[Stored data entries]
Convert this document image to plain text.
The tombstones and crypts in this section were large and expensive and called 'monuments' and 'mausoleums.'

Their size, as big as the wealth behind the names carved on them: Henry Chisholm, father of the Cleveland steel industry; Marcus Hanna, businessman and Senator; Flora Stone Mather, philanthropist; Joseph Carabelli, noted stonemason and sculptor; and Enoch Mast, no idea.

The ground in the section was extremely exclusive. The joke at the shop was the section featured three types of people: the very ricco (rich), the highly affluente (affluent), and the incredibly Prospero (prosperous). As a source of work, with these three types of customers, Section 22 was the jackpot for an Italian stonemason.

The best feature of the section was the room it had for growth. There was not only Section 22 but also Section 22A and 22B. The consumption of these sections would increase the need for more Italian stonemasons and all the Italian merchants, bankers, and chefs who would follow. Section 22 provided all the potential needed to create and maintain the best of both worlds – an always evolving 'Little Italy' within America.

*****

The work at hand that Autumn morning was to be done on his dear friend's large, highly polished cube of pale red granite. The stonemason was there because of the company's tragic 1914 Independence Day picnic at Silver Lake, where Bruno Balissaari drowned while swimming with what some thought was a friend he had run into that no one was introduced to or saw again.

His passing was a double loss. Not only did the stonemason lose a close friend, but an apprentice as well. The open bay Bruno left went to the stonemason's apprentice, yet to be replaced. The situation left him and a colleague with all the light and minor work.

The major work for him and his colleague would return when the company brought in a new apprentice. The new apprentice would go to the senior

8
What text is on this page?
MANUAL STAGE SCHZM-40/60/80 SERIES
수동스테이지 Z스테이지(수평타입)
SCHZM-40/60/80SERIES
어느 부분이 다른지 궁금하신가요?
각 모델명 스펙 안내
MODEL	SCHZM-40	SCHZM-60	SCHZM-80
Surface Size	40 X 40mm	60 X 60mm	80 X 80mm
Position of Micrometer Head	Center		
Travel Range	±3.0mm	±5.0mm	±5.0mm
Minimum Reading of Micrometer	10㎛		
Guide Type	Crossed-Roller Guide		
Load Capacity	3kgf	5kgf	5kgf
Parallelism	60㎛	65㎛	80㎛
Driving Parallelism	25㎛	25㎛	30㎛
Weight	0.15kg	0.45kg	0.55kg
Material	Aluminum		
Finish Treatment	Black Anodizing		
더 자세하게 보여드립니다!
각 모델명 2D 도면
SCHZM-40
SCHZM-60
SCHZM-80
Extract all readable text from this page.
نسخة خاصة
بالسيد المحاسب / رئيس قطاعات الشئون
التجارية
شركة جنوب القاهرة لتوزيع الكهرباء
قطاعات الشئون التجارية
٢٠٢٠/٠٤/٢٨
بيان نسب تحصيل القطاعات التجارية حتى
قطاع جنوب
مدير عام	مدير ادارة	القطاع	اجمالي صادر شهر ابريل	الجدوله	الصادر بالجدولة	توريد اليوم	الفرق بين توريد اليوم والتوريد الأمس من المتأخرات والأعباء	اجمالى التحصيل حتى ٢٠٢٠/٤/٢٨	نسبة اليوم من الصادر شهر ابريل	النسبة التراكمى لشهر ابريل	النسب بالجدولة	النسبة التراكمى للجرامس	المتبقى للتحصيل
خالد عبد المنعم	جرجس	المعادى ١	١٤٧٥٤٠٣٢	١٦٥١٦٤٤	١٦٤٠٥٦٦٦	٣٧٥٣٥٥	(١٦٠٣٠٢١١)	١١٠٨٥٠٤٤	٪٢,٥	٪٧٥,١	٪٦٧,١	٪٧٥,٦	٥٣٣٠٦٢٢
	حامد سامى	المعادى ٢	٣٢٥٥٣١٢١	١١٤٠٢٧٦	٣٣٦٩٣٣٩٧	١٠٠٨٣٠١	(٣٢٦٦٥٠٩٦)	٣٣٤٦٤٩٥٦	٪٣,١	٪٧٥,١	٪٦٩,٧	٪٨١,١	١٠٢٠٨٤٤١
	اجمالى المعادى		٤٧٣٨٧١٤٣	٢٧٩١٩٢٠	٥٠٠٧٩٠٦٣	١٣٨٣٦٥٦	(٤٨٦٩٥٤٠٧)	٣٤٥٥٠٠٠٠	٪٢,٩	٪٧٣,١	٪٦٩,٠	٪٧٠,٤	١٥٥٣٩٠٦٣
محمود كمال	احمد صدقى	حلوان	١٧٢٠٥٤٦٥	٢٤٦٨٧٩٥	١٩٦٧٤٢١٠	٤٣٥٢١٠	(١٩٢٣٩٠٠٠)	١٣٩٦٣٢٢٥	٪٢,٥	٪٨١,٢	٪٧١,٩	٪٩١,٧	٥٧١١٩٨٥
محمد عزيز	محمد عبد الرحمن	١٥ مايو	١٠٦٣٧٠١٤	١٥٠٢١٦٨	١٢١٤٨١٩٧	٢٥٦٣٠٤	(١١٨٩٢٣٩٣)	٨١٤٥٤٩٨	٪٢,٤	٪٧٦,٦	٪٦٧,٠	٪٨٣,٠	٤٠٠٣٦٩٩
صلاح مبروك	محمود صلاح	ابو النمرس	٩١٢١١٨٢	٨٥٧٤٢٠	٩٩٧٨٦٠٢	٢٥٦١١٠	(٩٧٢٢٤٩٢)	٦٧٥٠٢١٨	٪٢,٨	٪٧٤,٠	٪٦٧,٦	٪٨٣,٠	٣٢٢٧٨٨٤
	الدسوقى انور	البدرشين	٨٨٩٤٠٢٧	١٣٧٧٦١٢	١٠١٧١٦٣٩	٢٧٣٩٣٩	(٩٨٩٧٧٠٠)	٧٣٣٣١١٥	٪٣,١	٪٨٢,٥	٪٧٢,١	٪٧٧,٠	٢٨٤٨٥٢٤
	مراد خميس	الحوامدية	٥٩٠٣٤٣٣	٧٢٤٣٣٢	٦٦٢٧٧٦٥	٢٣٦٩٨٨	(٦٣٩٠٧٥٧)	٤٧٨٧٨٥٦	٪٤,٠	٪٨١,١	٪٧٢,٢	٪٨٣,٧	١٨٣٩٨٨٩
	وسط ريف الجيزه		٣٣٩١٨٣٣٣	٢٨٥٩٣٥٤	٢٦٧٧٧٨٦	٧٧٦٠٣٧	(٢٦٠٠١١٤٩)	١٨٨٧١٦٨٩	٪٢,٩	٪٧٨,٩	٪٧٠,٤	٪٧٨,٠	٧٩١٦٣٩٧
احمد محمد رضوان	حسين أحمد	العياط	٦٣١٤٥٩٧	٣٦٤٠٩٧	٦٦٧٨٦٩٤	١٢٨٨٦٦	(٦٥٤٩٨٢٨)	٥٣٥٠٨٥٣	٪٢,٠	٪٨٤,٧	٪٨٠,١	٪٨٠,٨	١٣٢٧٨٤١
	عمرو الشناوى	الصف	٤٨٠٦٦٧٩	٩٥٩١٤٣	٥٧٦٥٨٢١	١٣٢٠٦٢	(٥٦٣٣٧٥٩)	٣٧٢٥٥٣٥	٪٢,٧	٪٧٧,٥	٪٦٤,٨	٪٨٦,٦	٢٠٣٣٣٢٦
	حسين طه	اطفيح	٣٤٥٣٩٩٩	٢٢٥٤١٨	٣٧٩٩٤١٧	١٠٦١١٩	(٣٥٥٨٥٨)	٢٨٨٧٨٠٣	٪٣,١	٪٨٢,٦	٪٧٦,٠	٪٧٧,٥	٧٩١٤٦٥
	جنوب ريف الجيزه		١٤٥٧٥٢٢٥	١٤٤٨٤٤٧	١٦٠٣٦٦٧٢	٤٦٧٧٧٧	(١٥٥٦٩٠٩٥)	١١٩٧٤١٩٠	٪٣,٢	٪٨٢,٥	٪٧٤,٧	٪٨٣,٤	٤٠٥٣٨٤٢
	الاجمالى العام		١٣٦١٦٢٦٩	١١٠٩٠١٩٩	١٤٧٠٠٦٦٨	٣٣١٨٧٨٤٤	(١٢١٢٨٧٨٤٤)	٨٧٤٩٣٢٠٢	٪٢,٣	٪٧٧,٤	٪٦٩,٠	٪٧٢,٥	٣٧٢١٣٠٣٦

**EXERCISE DIRECTIONS**: All lines of the data above that include the word "المعادى" must be shown.

**FINAL RESULT**:
خالد عبد المنعم	جرجس	المعادى ١	١٤٧٥٤٠٣٢	١٦٥١٦٤٤	١٦٤٠٥٦٦٦	٣٧٥٣٥٥	(١٦٠٣٠٢١١)	١١٠٨٥٠٤٤	٪٢,٥	٪٧٥,١	٪٦٧,١	٪٧٥,٦	٥٣٣٠٦٢٢
	حامد سامى	المعادى ٢	٣٢٥٥٣١٢١	١١٤٠٢٧٦	٣٣٦٩٣٣٩٧	١٠٠٨٣٠١	(٣٢٦٦٥٠٩٦)	٣٣٤٦٤٩٥٦	٪٣,١	٪٧٥,١	٪٦٩,٧	٪٨١,١	١٠٢٠٨٤٤١
	اجمالى المعادى		٤٧٣٨٧١٤٣	٢٧٩١٩٢٠	٥٠٠٧٩٠٦٣	١٣٨٣٦٥٦	(٤٨٦٩٥٤٠٧)	٣٤٥٥٠٠٠٠	٪٢,٩	٪٧٣,١	٪٦٩,٠	٪٧٠,٤	١٥٥٣٩٠٦٣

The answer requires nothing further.